Task to complete:
Copy out the lines of the data verbatim, starting with the line that contains "qr-module <box>76 952 80 956</box>" and continuing through the line that contains "venue: Schouwburg Amstelveen", including both.

Available records:
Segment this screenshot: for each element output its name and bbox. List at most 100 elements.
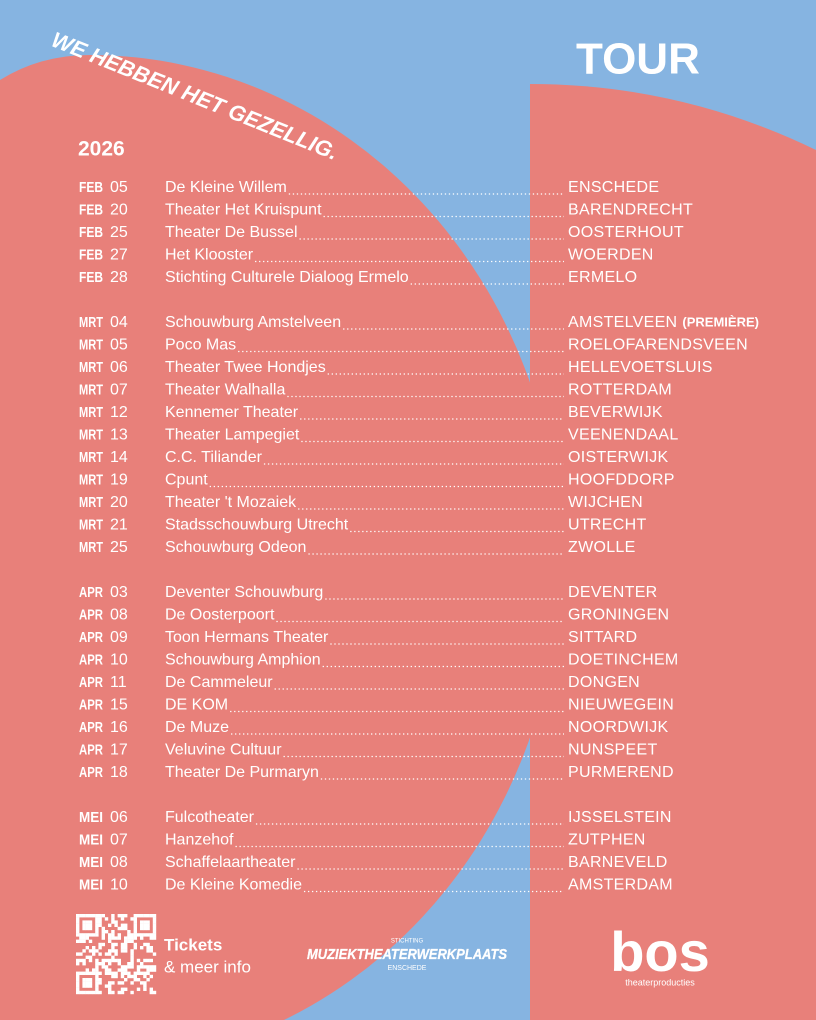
qr-module <box>76 952 80 956</box>
qr-module <box>111 990 115 995</box>
city: BEVERWIJK <box>568 404 663 421</box>
qr-module <box>111 946 115 950</box>
qr-module <box>95 984 99 988</box>
qr-module <box>95 965 99 969</box>
day: 20 <box>110 494 128 511</box>
month: MEI <box>79 831 103 848</box>
qr-module <box>127 971 131 975</box>
qr-module <box>111 949 115 953</box>
qr-module <box>82 990 86 995</box>
venue: Schouwburg Amstelveen <box>165 314 341 331</box>
qr-module <box>101 965 105 969</box>
qr-module <box>136 958 141 963</box>
year: 2026 <box>78 138 125 161</box>
qr-module <box>79 914 83 918</box>
qr-module <box>104 952 109 956</box>
qr-module <box>108 984 112 988</box>
qr-module <box>98 920 102 924</box>
qr-module <box>146 946 150 950</box>
qr-module <box>120 917 125 921</box>
qr-module <box>98 952 102 956</box>
venue: Schouwburg Amphion <box>165 652 321 669</box>
qr-module <box>120 965 125 969</box>
venue: Hanzehof <box>165 832 234 849</box>
month: APR <box>79 764 103 781</box>
qr-module <box>136 968 141 972</box>
month: MRT <box>79 471 103 488</box>
qr-module <box>82 914 86 918</box>
qr-module <box>111 914 115 918</box>
qr-module <box>127 965 131 969</box>
qr-module <box>143 974 147 979</box>
qr-module <box>104 968 109 972</box>
qr-module <box>101 942 105 947</box>
qr-module <box>152 990 157 995</box>
city: UTRECHT <box>568 517 647 534</box>
venue: Veluvine Cultuur <box>165 742 282 759</box>
qr-module <box>136 971 141 975</box>
qr-module <box>95 968 99 972</box>
qr-module <box>95 981 99 985</box>
qr-module <box>130 981 134 985</box>
qr-module <box>117 990 121 995</box>
qr-module <box>124 949 128 953</box>
qr-module <box>108 923 112 927</box>
qr-module <box>88 981 93 985</box>
qr-module <box>130 933 134 937</box>
qr-module <box>92 949 96 953</box>
qr-module <box>82 939 86 943</box>
qr-module <box>76 990 80 995</box>
month: APR <box>79 651 103 668</box>
day: 17 <box>110 742 128 759</box>
qr-module <box>120 987 125 991</box>
city: AMSTELVEEN <box>568 314 677 331</box>
qr-module <box>79 936 83 940</box>
day: 19 <box>110 472 128 489</box>
qr-module <box>133 974 137 979</box>
qr-module <box>108 968 112 972</box>
qr-module <box>149 949 153 953</box>
qr-module <box>146 965 150 969</box>
qr-module <box>130 917 134 921</box>
qr-module <box>76 978 80 982</box>
venue: Schaffelaartheater <box>165 854 296 871</box>
qr-module <box>92 952 96 956</box>
qr-module <box>143 965 147 969</box>
venue: Theater Het Kruispunt <box>165 202 322 219</box>
logo-bottom: ENSCHEDE <box>388 965 427 972</box>
qr-module <box>117 962 121 966</box>
month: FEB <box>79 201 103 218</box>
venue: De Muze <box>165 719 229 736</box>
city: DOETINCHEM <box>568 652 679 669</box>
qr-module <box>114 936 118 940</box>
qr-module <box>85 933 89 937</box>
qr-module <box>146 978 150 982</box>
qr-module <box>152 923 157 927</box>
info: & meer info <box>164 957 251 976</box>
qr-module <box>124 987 128 991</box>
month: APR <box>79 674 103 691</box>
qr-module <box>95 971 99 975</box>
qr-module <box>98 923 102 927</box>
qr-module <box>140 923 144 927</box>
qr-module <box>140 962 144 966</box>
month: MEI <box>79 876 103 893</box>
qr-module <box>79 952 83 956</box>
qr-module <box>120 946 125 950</box>
title: TOUR <box>576 35 700 84</box>
qr-module <box>149 946 153 950</box>
qr-module <box>149 968 153 972</box>
qr-module <box>140 971 144 975</box>
logo-name: MUZIEKTHEATERWERKPLAATS <box>307 946 507 963</box>
qr-module <box>111 974 115 979</box>
qr-module <box>108 990 112 995</box>
qr-module <box>152 930 157 934</box>
venue: De Cammeleur <box>165 674 273 691</box>
venue: Stichting Culturele Dialoog Ermelo <box>165 269 409 286</box>
city: IJSSELSTEIN <box>568 809 672 826</box>
tickets: Tickets <box>164 935 222 954</box>
month: MRT <box>79 494 103 511</box>
venue: Theater De Purmaryn <box>165 764 319 781</box>
day: 04 <box>110 314 128 331</box>
qr-module <box>76 933 80 937</box>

Answer to this task:
qr-module <box>76 952 80 956</box>
qr-module <box>111 990 115 995</box>
city: BEVERWIJK <box>568 404 663 421</box>
qr-module <box>111 946 115 950</box>
qr-module <box>95 984 99 988</box>
qr-module <box>95 965 99 969</box>
day: 20 <box>110 494 128 511</box>
month: MEI <box>79 831 103 848</box>
qr-module <box>127 971 131 975</box>
qr-module <box>111 949 115 953</box>
qr-module <box>82 990 86 995</box>
venue: Schouwburg Amstelveen <box>165 314 341 331</box>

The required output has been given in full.